Entries —
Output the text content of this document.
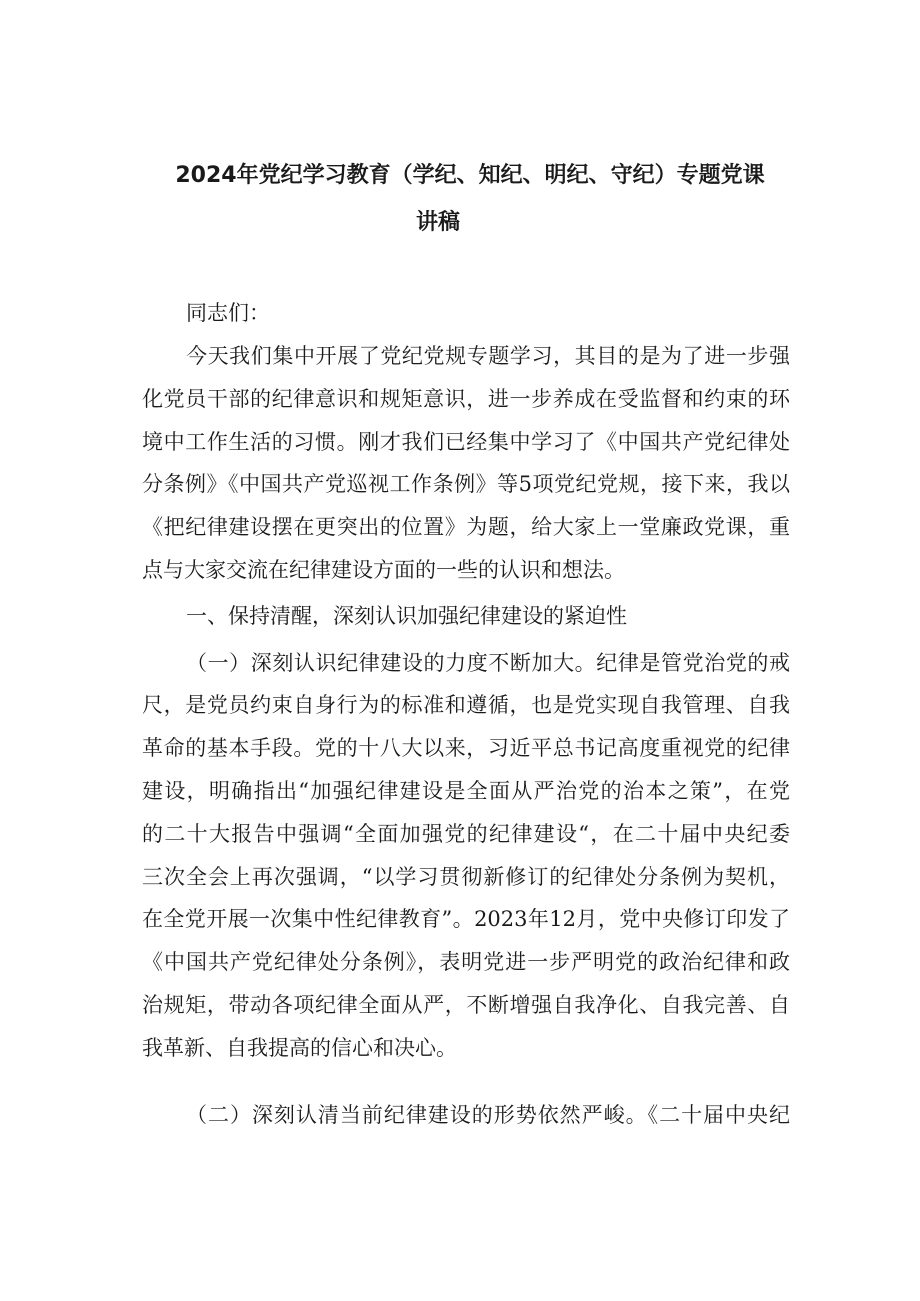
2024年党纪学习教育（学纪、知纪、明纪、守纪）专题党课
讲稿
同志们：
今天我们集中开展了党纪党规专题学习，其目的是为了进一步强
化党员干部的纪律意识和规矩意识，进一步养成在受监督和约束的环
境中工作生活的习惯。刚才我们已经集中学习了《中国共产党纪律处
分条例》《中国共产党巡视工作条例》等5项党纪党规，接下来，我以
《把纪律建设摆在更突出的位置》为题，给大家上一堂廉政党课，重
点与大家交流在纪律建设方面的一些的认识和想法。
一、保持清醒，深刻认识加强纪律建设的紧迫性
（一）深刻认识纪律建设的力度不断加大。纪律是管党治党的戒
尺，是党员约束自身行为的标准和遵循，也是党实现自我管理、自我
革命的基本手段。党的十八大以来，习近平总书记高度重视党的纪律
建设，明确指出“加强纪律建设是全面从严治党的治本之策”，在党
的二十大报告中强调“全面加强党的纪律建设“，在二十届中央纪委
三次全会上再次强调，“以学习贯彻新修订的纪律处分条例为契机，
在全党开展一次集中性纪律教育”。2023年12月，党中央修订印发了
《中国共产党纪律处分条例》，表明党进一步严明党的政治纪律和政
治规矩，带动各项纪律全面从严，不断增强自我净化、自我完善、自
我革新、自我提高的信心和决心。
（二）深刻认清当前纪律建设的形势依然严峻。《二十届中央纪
---
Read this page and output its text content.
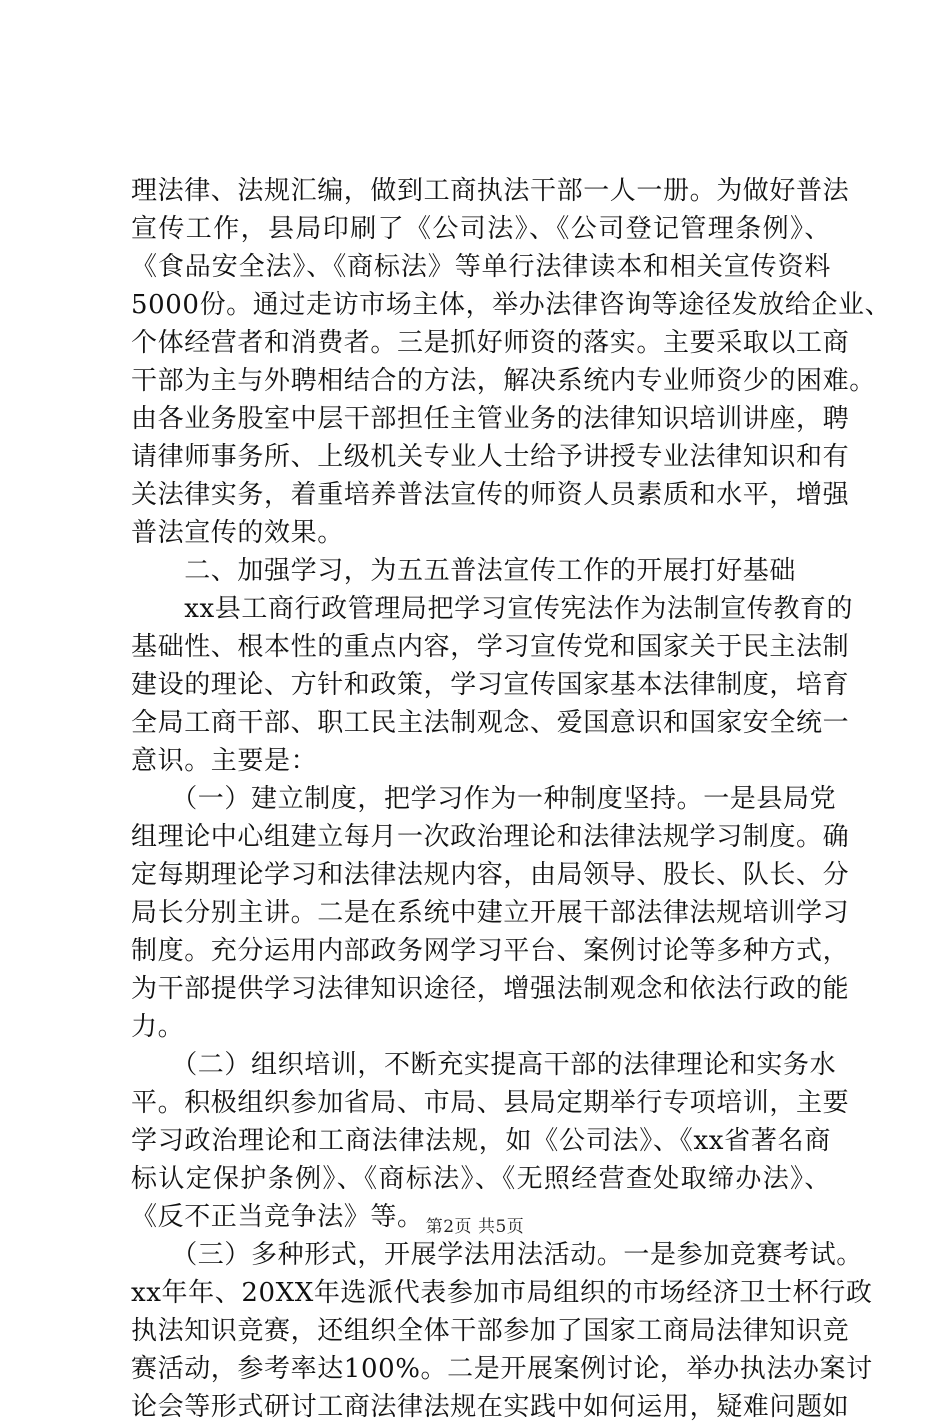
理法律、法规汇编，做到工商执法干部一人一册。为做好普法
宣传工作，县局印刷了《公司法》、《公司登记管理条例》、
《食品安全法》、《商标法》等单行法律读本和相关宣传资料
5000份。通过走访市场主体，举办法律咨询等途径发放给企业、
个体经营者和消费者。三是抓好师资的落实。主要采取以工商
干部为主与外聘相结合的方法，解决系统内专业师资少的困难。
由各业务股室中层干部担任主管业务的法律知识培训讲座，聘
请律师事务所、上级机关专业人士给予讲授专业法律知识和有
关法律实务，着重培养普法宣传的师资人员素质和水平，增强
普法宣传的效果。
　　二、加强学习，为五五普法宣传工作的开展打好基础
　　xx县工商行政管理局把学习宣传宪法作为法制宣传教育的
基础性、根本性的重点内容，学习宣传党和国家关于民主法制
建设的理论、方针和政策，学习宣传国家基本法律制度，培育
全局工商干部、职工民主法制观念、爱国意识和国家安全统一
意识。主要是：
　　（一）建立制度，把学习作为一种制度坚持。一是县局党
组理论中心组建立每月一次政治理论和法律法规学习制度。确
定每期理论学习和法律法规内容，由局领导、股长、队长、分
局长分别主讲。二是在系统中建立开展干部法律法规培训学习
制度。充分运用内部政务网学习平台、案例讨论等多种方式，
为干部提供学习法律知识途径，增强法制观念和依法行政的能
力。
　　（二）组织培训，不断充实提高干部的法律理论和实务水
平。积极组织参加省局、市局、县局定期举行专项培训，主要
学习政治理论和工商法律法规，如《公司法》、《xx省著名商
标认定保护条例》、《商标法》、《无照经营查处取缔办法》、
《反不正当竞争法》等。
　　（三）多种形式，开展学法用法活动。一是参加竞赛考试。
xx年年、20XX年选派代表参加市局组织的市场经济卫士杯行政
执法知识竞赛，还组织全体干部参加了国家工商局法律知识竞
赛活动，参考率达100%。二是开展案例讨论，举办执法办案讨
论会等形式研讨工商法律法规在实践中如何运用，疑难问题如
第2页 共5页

Exercise aim —
Within the listing above, copy each line that has the string "text".

Response for this exercise —
Output the text content of this document.
Read this page and output its text content.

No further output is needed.